- **AIM**: Repeat all of the records verbatim.

Data entries:
________

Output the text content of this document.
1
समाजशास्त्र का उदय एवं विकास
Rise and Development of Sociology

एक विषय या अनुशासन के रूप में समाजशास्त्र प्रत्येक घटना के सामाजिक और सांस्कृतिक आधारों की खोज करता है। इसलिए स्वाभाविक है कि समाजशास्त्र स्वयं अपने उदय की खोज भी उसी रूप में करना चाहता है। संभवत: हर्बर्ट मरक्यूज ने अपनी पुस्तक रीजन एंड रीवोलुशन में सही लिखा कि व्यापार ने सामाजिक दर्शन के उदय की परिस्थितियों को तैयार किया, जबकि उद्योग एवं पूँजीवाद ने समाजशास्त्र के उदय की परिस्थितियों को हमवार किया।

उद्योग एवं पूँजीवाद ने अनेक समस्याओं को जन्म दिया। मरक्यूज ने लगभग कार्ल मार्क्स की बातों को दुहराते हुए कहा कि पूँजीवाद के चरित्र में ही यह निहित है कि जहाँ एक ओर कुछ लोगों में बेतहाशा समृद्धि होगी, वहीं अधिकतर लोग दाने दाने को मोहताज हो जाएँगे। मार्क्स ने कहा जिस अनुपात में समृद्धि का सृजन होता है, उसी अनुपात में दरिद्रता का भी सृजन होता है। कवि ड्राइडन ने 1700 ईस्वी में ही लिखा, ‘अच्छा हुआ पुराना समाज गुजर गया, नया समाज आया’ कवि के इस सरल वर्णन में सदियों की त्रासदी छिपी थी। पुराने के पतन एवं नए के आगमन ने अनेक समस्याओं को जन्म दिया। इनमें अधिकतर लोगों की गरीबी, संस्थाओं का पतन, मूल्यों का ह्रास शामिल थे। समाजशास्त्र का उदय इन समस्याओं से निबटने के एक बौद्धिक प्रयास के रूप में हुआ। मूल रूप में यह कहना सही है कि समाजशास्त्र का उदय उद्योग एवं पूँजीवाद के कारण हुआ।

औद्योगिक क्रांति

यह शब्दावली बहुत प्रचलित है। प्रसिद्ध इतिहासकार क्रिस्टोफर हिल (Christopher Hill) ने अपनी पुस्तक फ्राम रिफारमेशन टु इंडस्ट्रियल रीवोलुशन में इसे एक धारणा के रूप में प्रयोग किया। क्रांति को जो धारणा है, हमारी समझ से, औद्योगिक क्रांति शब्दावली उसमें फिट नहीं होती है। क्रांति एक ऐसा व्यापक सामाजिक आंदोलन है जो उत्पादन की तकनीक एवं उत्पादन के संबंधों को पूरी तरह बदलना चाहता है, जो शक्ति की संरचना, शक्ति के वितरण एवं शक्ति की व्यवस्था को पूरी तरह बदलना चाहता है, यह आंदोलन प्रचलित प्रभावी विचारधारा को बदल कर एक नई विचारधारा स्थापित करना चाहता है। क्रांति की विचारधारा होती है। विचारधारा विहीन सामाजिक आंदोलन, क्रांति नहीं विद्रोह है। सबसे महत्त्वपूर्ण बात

________

- **FINAL RESULT**:
Output the text content of this document.
1
समाजशास्त्र का उदय एवं विकास
Rise and Development of Sociology

एक विषय या अनुशासन के रूप में समाजशास्त्र प्रत्येक घटना के सामाजिक और सांस्कृतिक आधारों की खोज करता है। इसलिए स्वाभाविक है कि समाजशास्त्र स्वयं अपने उदय की खोज भी उसी रूप में करना चाहता है। संभवत: हर्बर्ट मरक्यूज ने अपनी पुस्तक रीजन एंड रीवोलुशन में सही लिखा कि व्यापार ने सामाजिक दर्शन के उदय की परिस्थितियों को तैयार किया, जबकि उद्योग एवं पूँजीवाद ने समाजशास्त्र के उदय की परिस्थितियों को हमवार किया।

उद्योग एवं पूँजीवाद ने अनेक समस्याओं को जन्म दिया। मरक्यूज ने लगभग कार्ल मार्क्स की बातों को दुहराते हुए कहा कि पूँजीवाद के चरित्र में ही यह निहित है कि जहाँ एक ओर कुछ लोगों में बेतहाशा समृद्धि होगी, वहीं अधिकतर लोग दाने दाने को मोहताज हो जाएँगे। मार्क्स ने कहा जिस अनुपात में समृद्धि का सृजन होता है, उसी अनुपात में दरिद्रता का भी सृजन होता है। कवि ड्राइडन ने 1700 ईस्वी में ही लिखा, ‘अच्छा हुआ पुराना समाज गुजर गया, नया समाज आया’ कवि के इस सरल वर्णन में सदियों की त्रासदी छिपी थी। पुराने के पतन एवं नए के आगमन ने अनेक समस्याओं को जन्म दिया। इनमें अधिकतर लोगों की गरीबी, संस्थाओं का पतन, मूल्यों का ह्रास शामिल थे। समाजशास्त्र का उदय इन समस्याओं से निबटने के एक बौद्धिक प्रयास के रूप में हुआ। मूल रूप में यह कहना सही है कि समाजशास्त्र का उदय उद्योग एवं पूँजीवाद के कारण हुआ।

औद्योगिक क्रांति

यह शब्दावली बहुत प्रचलित है। प्रसिद्ध इतिहासकार क्रिस्टोफर हिल (Christopher Hill) ने अपनी पुस्तक फ्राम रिफारमेशन टु इंडस्ट्रियल रीवोलुशन में इसे एक धारणा के रूप में प्रयोग किया। क्रांति को जो धारणा है, हमारी समझ से, औद्योगिक क्रांति शब्दावली उसमें फिट नहीं होती है। क्रांति एक ऐसा व्यापक सामाजिक आंदोलन है जो उत्पादन की तकनीक एवं उत्पादन के संबंधों को पूरी तरह बदलना चाहता है, जो शक्ति की संरचना, शक्ति के वितरण एवं शक्ति की व्यवस्था को पूरी तरह बदलना चाहता है, यह आंदोलन प्रचलित प्रभावी विचारधारा को बदल कर एक नई विचारधारा स्थापित करना चाहता है। क्रांति की विचारधारा होती है। विचारधारा विहीन सामाजिक आंदोलन, क्रांति नहीं विद्रोह है। सबसे महत्त्वपूर्ण बात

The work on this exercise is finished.